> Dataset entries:
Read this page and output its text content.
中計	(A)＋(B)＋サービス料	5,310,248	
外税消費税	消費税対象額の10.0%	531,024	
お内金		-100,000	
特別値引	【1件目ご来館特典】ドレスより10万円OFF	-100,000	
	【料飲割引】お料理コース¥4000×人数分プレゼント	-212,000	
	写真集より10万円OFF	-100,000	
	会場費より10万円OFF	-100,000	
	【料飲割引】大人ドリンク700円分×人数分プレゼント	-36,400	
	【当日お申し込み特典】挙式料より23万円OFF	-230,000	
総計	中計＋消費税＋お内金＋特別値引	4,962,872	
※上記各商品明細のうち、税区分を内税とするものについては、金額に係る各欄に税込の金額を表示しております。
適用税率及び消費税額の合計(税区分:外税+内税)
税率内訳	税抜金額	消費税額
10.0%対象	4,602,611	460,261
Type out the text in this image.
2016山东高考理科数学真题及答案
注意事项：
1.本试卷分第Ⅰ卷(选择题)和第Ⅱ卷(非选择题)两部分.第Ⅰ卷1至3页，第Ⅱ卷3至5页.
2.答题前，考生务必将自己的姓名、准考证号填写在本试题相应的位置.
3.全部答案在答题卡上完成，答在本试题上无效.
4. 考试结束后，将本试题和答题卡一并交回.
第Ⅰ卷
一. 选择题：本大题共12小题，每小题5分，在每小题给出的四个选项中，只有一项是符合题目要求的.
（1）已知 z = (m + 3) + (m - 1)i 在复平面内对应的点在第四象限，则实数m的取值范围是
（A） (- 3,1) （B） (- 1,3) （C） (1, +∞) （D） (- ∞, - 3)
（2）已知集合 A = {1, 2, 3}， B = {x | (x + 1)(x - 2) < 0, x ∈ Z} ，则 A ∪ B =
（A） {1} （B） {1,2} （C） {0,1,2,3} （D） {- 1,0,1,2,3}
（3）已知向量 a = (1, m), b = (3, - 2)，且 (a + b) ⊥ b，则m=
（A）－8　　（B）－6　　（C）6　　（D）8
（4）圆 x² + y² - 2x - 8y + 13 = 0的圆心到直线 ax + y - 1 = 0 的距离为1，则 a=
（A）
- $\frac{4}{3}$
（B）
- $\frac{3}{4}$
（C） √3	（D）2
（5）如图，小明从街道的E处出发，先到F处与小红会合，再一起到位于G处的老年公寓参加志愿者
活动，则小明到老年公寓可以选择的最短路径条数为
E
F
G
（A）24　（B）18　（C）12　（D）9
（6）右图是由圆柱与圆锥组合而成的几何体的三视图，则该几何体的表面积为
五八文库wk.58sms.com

> What you are asked to do: Where a line in the entries holds the word "人数分プレゼント", copy that line.

> Output for this exercise:
	【料飲割引】お料理コース¥4000×人数分プレゼント	-212,000	
	【料飲割引】大人ドリンク700円分×人数分プレゼント	-36,400	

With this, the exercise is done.